• **Work required**
Give the data below again, word for word.

• **Task input**
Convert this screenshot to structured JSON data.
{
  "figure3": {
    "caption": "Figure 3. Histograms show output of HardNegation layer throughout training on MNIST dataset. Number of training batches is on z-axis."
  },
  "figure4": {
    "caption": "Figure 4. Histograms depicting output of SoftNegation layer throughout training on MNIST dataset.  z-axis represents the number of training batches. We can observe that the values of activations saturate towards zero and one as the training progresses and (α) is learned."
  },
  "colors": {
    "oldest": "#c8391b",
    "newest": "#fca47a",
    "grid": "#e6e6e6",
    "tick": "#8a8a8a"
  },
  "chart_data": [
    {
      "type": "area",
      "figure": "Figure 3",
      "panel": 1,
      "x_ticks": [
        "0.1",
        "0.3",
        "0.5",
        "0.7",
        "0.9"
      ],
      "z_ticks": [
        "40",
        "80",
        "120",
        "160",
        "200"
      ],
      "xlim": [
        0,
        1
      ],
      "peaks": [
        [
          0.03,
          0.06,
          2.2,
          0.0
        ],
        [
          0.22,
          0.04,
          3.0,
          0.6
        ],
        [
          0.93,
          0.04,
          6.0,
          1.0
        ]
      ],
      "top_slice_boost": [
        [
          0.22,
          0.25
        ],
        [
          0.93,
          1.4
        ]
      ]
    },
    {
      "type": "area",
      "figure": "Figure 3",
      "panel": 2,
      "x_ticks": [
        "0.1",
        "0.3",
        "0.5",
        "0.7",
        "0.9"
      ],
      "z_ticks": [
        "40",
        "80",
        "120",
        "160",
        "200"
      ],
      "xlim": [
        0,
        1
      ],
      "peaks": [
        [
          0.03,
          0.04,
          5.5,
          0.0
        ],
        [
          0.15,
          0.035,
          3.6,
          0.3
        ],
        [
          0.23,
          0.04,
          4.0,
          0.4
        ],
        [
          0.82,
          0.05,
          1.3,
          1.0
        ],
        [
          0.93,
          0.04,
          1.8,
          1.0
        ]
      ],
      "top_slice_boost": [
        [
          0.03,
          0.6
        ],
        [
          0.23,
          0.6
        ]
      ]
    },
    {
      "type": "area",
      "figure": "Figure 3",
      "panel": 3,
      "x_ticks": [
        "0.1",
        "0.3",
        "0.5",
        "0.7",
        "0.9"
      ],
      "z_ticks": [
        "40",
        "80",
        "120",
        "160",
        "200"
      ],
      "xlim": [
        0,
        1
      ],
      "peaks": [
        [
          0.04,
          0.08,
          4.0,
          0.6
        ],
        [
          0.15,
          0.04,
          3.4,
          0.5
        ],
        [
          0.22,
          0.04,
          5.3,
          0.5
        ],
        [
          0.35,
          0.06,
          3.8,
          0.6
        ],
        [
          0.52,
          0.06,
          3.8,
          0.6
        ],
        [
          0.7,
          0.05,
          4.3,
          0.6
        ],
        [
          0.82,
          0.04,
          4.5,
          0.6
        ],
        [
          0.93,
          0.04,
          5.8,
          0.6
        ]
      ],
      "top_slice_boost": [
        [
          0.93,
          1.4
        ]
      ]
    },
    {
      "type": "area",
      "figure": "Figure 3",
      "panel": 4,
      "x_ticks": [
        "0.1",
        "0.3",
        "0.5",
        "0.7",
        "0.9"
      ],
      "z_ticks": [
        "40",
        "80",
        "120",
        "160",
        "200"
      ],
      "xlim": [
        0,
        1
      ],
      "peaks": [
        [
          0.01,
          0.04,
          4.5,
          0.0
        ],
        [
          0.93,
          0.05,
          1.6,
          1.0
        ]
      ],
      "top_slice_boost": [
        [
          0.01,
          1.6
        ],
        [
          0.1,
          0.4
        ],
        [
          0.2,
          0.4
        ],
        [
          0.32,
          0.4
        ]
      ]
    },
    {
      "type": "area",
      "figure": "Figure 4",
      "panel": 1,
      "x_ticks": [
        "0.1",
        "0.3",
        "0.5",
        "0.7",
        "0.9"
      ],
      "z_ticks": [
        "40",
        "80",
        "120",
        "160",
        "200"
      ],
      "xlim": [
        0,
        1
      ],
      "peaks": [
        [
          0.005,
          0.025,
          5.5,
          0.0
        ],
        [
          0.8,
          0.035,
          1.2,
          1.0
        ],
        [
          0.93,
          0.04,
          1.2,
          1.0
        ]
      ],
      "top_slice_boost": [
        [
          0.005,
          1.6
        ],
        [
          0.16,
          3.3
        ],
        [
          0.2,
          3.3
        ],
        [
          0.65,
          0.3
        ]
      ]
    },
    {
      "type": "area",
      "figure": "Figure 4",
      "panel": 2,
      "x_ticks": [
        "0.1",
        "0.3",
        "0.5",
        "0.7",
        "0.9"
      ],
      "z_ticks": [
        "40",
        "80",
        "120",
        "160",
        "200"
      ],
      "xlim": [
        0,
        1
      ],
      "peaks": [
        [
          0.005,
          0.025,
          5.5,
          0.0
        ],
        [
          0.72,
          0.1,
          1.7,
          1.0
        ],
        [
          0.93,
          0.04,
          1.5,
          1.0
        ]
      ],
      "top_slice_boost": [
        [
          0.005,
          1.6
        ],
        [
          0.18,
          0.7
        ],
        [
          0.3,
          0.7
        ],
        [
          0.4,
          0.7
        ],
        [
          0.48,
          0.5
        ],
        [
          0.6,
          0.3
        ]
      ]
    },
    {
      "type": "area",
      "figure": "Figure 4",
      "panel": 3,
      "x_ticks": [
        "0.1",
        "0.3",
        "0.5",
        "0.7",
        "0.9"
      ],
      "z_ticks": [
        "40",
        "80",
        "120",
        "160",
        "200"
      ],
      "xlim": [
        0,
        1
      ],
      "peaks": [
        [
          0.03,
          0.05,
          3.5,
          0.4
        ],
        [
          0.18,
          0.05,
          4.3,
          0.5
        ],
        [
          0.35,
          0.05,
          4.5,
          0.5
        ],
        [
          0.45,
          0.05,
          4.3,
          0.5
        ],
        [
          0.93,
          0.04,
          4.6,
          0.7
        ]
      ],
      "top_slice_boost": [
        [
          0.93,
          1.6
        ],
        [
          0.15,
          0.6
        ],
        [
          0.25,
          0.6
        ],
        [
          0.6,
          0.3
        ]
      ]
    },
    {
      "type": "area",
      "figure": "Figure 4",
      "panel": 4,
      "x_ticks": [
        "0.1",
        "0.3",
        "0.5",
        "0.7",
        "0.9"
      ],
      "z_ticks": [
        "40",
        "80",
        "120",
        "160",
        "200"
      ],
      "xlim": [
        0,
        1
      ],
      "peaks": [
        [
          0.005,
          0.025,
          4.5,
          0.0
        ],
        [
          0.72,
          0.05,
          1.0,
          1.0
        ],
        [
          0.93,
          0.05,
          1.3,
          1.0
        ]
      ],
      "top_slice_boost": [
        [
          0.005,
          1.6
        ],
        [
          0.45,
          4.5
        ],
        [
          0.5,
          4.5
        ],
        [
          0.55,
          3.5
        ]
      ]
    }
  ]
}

• **Solution below**
Convert this screenshot to structured JSON data.
{
  "figure3": {
    "caption": "Figure 3. Histograms show output of HardNegation layer throughout training on MNIST dataset. Number of training batches is on z-axis."
  },
  "figure4": {
    "caption": "Figure 4. Histograms depicting output of SoftNegation layer throughout training on MNIST dataset.  z-axis represents the number of training batches. We can observe that the values of activations saturate towards zero and one as the training progresses and (α) is learned."
  },
  "colors": {
    "oldest": "#c8391b",
    "newest": "#fca47a",
    "grid": "#e6e6e6",
    "tick": "#8a8a8a"
  },
  "chart_data": [
    {
      "type": "area",
      "figure": "Figure 3",
      "panel": 1,
      "x_ticks": [
        "0.1",
        "0.3",
        "0.5",
        "0.7",
        "0.9"
      ],
      "z_ticks": [
        "40",
        "80",
        "120",
        "160",
        "200"
      ],
      "xlim": [
        0,
        1
      ],
      "peaks": [
        [
          0.03,
          0.06,
          2.2,
          0.0
        ],
        [
          0.22,
          0.04,
          3.0,
          0.6
        ],
        [
          0.93,
          0.04,
          6.0,
          1.0
        ]
      ],
      "top_slice_boost": [
        [
          0.22,
          0.25
        ],
        [
          0.93,
          1.4
        ]
      ]
    },
    {
      "type": "area",
      "figure": "Figure 3",
      "panel": 2,
      "x_ticks": [
        "0.1",
        "0.3",
        "0.5",
        "0.7",
        "0.9"
      ],
      "z_ticks": [
        "40",
        "80",
        "120",
        "160",
        "200"
      ],
      "xlim": [
        0,
        1
      ],
      "peaks": [
        [
          0.03,
          0.04,
          5.5,
          0.0
        ],
        [
          0.15,
          0.035,
          3.6,
          0.3
        ],
        [
          0.23,
          0.04,
          4.0,
          0.4
        ],
        [
          0.82,
          0.05,
          1.3,
          1.0
        ],
        [
          0.93,
          0.04,
          1.8,
          1.0
        ]
      ],
      "top_slice_boost": [
        [
          0.03,
          0.6
        ],
        [
          0.23,
          0.6
        ]
      ]
    },
    {
      "type": "area",
      "figure": "Figure 3",
      "panel": 3,
      "x_ticks": [
        "0.1",
        "0.3",
        "0.5",
        "0.7",
        "0.9"
      ],
      "z_ticks": [
        "40",
        "80",
        "120",
        "160",
        "200"
      ],
      "xlim": [
        0,
        1
      ],
      "peaks": [
        [
          0.04,
          0.08,
          4.0,
          0.6
        ],
        [
          0.15,
          0.04,
          3.4,
          0.5
        ],
        [
          0.22,
          0.04,
          5.3,
          0.5
        ],
        [
          0.35,
          0.06,
          3.8,
          0.6
        ],
        [
          0.52,
          0.06,
          3.8,
          0.6
        ],
        [
          0.7,
          0.05,
          4.3,
          0.6
        ],
        [
          0.82,
          0.04,
          4.5,
          0.6
        ],
        [
          0.93,
          0.04,
          5.8,
          0.6
        ]
      ],
      "top_slice_boost": [
        [
          0.93,
          1.4
        ]
      ]
    },
    {
      "type": "area",
      "figure": "Figure 3",
      "panel": 4,
      "x_ticks": [
        "0.1",
        "0.3",
        "0.5",
        "0.7",
        "0.9"
      ],
      "z_ticks": [
        "40",
        "80",
        "120",
        "160",
        "200"
      ],
      "xlim": [
        0,
        1
      ],
      "peaks": [
        [
          0.01,
          0.04,
          4.5,
          0.0
        ],
        [
          0.93,
          0.05,
          1.6,
          1.0
        ]
      ],
      "top_slice_boost": [
        [
          0.01,
          1.6
        ],
        [
          0.1,
          0.4
        ],
        [
          0.2,
          0.4
        ],
        [
          0.32,
          0.4
        ]
      ]
    },
    {
      "type": "area",
      "figure": "Figure 4",
      "panel": 1,
      "x_ticks": [
        "0.1",
        "0.3",
        "0.5",
        "0.7",
        "0.9"
      ],
      "z_ticks": [
        "40",
        "80",
        "120",
        "160",
        "200"
      ],
      "xlim": [
        0,
        1
      ],
      "peaks": [
        [
          0.005,
          0.025,
          5.5,
          0.0
        ],
        [
          0.8,
          0.035,
          1.2,
          1.0
        ],
        [
          0.93,
          0.04,
          1.2,
          1.0
        ]
      ],
      "top_slice_boost": [
        [
          0.005,
          1.6
        ],
        [
          0.16,
          3.3
        ],
        [
          0.2,
          3.3
        ],
        [
          0.65,
          0.3
        ]
      ]
    },
    {
      "type": "area",
      "figure": "Figure 4",
      "panel": 2,
      "x_ticks": [
        "0.1",
        "0.3",
        "0.5",
        "0.7",
        "0.9"
      ],
      "z_ticks": [
        "40",
        "80",
        "120",
        "160",
        "200"
      ],
      "xlim": [
        0,
        1
      ],
      "peaks": [
        [
          0.005,
          0.025,
          5.5,
          0.0
        ],
        [
          0.72,
          0.1,
          1.7,
          1.0
        ],
        [
          0.93,
          0.04,
          1.5,
          1.0
        ]
      ],
      "top_slice_boost": [
        [
          0.005,
          1.6
        ],
        [
          0.18,
          0.7
        ],
        [
          0.3,
          0.7
        ],
        [
          0.4,
          0.7
        ],
        [
          0.48,
          0.5
        ],
        [
          0.6,
          0.3
        ]
      ]
    },
    {
      "type": "area",
      "figure": "Figure 4",
      "panel": 3,
      "x_ticks": [
        "0.1",
        "0.3",
        "0.5",
        "0.7",
        "0.9"
      ],
      "z_ticks": [
        "40",
        "80",
        "120",
        "160",
        "200"
      ],
      "xlim": [
        0,
        1
      ],
      "peaks": [
        [
          0.03,
          0.05,
          3.5,
          0.4
        ],
        [
          0.18,
          0.05,
          4.3,
          0.5
        ],
        [
          0.35,
          0.05,
          4.5,
          0.5
        ],
        [
          0.45,
          0.05,
          4.3,
          0.5
        ],
        [
          0.93,
          0.04,
          4.6,
          0.7
        ]
      ],
      "top_slice_boost": [
        [
          0.93,
          1.6
        ],
        [
          0.15,
          0.6
        ],
        [
          0.25,
          0.6
        ],
        [
          0.6,
          0.3
        ]
      ]
    },
    {
      "type": "area",
      "figure": "Figure 4",
      "panel": 4,
      "x_ticks": [
        "0.1",
        "0.3",
        "0.5",
        "0.7",
        "0.9"
      ],
      "z_ticks": [
        "40",
        "80",
        "120",
        "160",
        "200"
      ],
      "xlim": [
        0,
        1
      ],
      "peaks": [
        [
          0.005,
          0.025,
          4.5,
          0.0
        ],
        [
          0.72,
          0.05,
          1.0,
          1.0
        ],
        [
          0.93,
          0.05,
          1.3,
          1.0
        ]
      ],
      "top_slice_boost": [
        [
          0.005,
          1.6
        ],
        [
          0.45,
          4.5
        ],
        [
          0.5,
          4.5
        ],
        [
          0.55,
          3.5
        ]
      ]
    }
  ]
}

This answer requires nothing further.